**Task brief:**
Continue the forum exchange about saving chess match results, starting right after its last sentence.

**Excerpt provided:**
Do you ever read? I believe I answered that question _exactly_. I don't recall why I picked that 32-match set, but the four 80-game matches I gave were the first 4 played.
That was not the question. The question was if you selected that 32-match set. _Now_ you say you don't know why you selected that. I can't recall having seen that before, but I am sure you will be kind enough to point it out to me. And in any case, it is not an answer to the question, just an announcement that no answer will be forthcoming.
It is an unanswerable question. Did you see the "summary" I posted where I gave win/lose/draw scores for each 80 game match, then the averages of pairs, then quads, etc? That is what I save. I don't save the individual games. 8 million PGN files is simply unmanagable.

The results I posted were from the test I had in progress at that instant in time. While one of the 20K game tests are in progress, all the PGN files are present. I can therefore run a simple program to scan them, pick one specific opponent, one specific 80 game match, and then produce one of those 80 character result strings. I can only do that when I have the PGN handy. The only PGN I ever have handy is the test being run at that moment, or if none is being run, possibly the pgn from the last test that was run.

So there is no "selection criteria" whatsoever, it is a matter of "what is available". Does that answer your question. Some runs don't have wild variance. Some do. Some are somewhere in between. I just get what I get.

Collected data entries
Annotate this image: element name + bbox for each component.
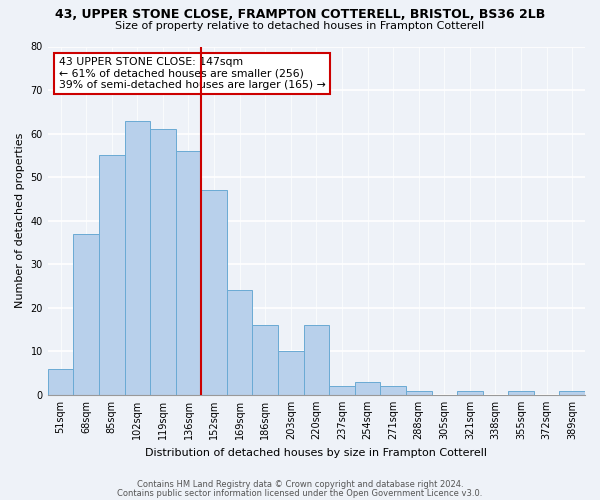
Bar: [253, 325, 278, 395]
Text: Size of property relative to detached houses in Frampton Cotterell: Size of property relative to detached ho…: [115, 21, 485, 31]
Bar: [355, 382, 380, 395]
Bar: [329, 386, 355, 395]
Bar: [304, 325, 329, 395]
Bar: [73, 234, 99, 395]
Bar: [278, 352, 304, 395]
Bar: [48, 369, 73, 395]
Text: Contains HM Land Registry data © Crown copyright and database right 2024.: Contains HM Land Registry data © Crown c…: [137, 480, 463, 489]
Bar: [99, 156, 125, 395]
Bar: [508, 390, 534, 395]
Bar: [227, 290, 253, 395]
Bar: [150, 130, 176, 395]
Y-axis label: Number of detached properties: Number of detached properties: [15, 133, 25, 308]
Bar: [559, 390, 585, 395]
Bar: [406, 390, 431, 395]
Bar: [380, 386, 406, 395]
X-axis label: Distribution of detached houses by size in Frampton Cotterell: Distribution of detached houses by size …: [145, 448, 487, 458]
Text: 43, UPPER STONE CLOSE, FRAMPTON COTTERELL, BRISTOL, BS36 2LB: 43, UPPER STONE CLOSE, FRAMPTON COTTEREL…: [55, 8, 545, 20]
Bar: [457, 390, 482, 395]
Bar: [176, 151, 201, 395]
Bar: [201, 190, 227, 395]
Bar: [125, 120, 150, 395]
Text: 43 UPPER STONE CLOSE: 147sqm
← 61% of detached houses are smaller (256)
39% of s: 43 UPPER STONE CLOSE: 147sqm ← 61% of de…: [59, 57, 325, 90]
Text: Contains public sector information licensed under the Open Government Licence v3: Contains public sector information licen…: [118, 488, 482, 498]
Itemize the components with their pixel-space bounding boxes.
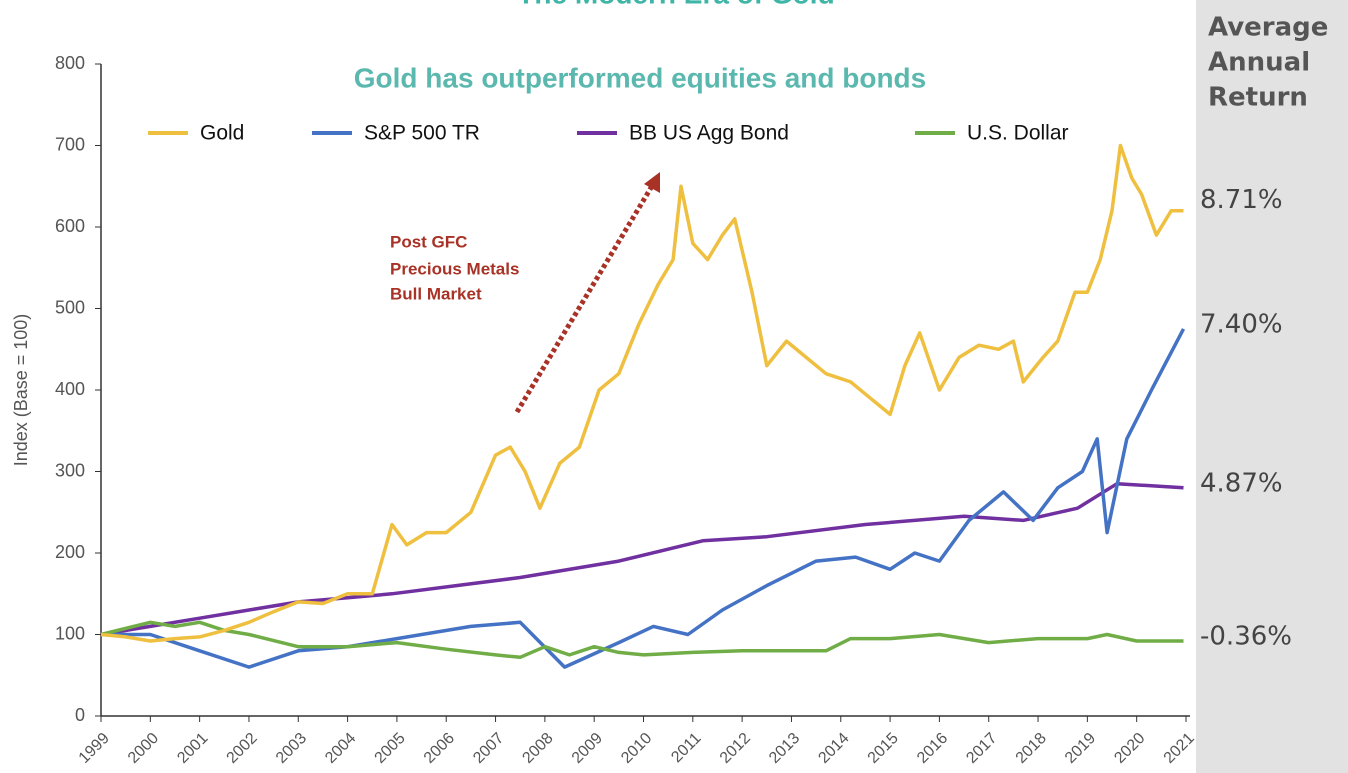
x-tick-label: 2008 [519, 730, 556, 767]
y-tick-label: 0 [75, 705, 85, 725]
series-line [100, 143, 1184, 643]
y-tick-label: 700 [55, 134, 85, 154]
x-tick-label: 2005 [372, 730, 409, 767]
x-tick-label: 2014 [815, 730, 852, 767]
legend-label: Gold [200, 122, 244, 145]
x-tick-label: 2010 [618, 730, 655, 767]
legend-label: S&P 500 TR [364, 122, 480, 145]
x-tick-label: 2013 [766, 730, 803, 767]
x-tick-label: 2003 [273, 730, 310, 767]
x-tick-label: 2007 [470, 730, 507, 767]
x-tick-label: 2015 [865, 730, 902, 767]
x-tick-label: 2009 [569, 730, 606, 767]
y-tick-label: 500 [55, 297, 85, 317]
return-header: Average [1208, 13, 1328, 43]
x-tick-label: 2002 [224, 730, 261, 767]
y-tick-label: 800 [55, 53, 85, 73]
annotation: Bull Market [390, 284, 482, 303]
x-tick-label: 2004 [322, 730, 359, 767]
x-tick-label: 2006 [421, 730, 458, 767]
y-tick-label: 200 [55, 542, 85, 562]
y-tick-label: 100 [55, 623, 85, 643]
legend-label: U.S. Dollar [967, 122, 1069, 145]
chart-subtitle: Gold has outperformed equities and bonds [354, 62, 926, 93]
return-label: 8.71% [1200, 185, 1283, 215]
return-label: 4.87% [1200, 468, 1283, 498]
y-tick-label: 300 [55, 460, 85, 480]
x-tick-label: 2021 [1161, 730, 1198, 767]
x-tick-label: 2011 [668, 730, 704, 766]
x-tick-label: 2016 [914, 730, 951, 767]
annotation: Post GFC [390, 232, 467, 251]
return-header: Return [1208, 83, 1308, 113]
x-tick-label: 1999 [76, 730, 113, 767]
return-label: -0.36% [1200, 622, 1292, 652]
x-tick-label: 2000 [125, 730, 162, 767]
return-label: 7.40% [1200, 309, 1283, 339]
x-tick-label: 2018 [1013, 730, 1050, 767]
arrow-head [644, 172, 660, 193]
y-tick-label: 600 [55, 216, 85, 236]
x-tick-label: 2012 [717, 730, 754, 767]
legend-label: BB US Agg Bond [629, 122, 789, 145]
x-tick-label: 2001 [174, 730, 211, 767]
x-tick-label: 2017 [963, 730, 1000, 767]
annotation-arrow [514, 184, 655, 414]
chart-title: The Modern Era of Gold [517, 0, 834, 9]
return-header: Annual [1208, 48, 1310, 78]
series-line [100, 620, 1184, 660]
x-tick-label: 2019 [1062, 730, 1099, 767]
annotation: Precious Metals [390, 259, 519, 278]
y-axis-label: Index (Base = 100) [11, 314, 31, 467]
y-tick-label: 400 [55, 379, 85, 399]
x-tick-label: 2020 [1111, 730, 1148, 767]
series-line [100, 481, 1184, 637]
return-panel [1196, 0, 1348, 773]
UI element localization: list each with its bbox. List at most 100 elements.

**Expected answer:**
As I said. Now as to whether the complete set of 32 matches (I run dozens of such 32-match tests) was one that started off particularly bad or not, I don't remember. But I didn't just choose the 4 worst cases. If you think about it you could tell that from the data. How could the average be close to zero with those big negative results thrown in? Unless there were some positive scores as well?

Just stop and think for a moment before making ridiculous statements...
If I think about it, it seems that it is possible to compensate a -31 result by 31 +1 results in 31 other matches. The average doesn't tell you a thing about the variance in the missing data that pulled up the average. There can just as easily be 10 +27 results and 9 other -31 results to get the average on -2, as 16 zeros. I am sure that if _you_ would think for a moment, you would come to the same conclusion.
Again, think first, write second. I gave you _four_ of the 32 matches. Two were well off from the expected value. So 31 +1's could not possibly happen. Others could. I just picked the first four because it is easy to do this:

./results wld match1 | head -4

and the paste that into the post. By the time the question came up, that data was gone. I then posted the entire result set, but for the last match (at that time) that had completed. Fairly random sampling methodology if I do say so, unless you can somehow figure out when to ask a question so that I pick a less favorable or more favorable sample.


So the 'ridiculous' question still stands: how often do you observe once-in-a-million events in your data? If it is more than once in a million, I would say you have a big problem. If you would stop to think about it, that is...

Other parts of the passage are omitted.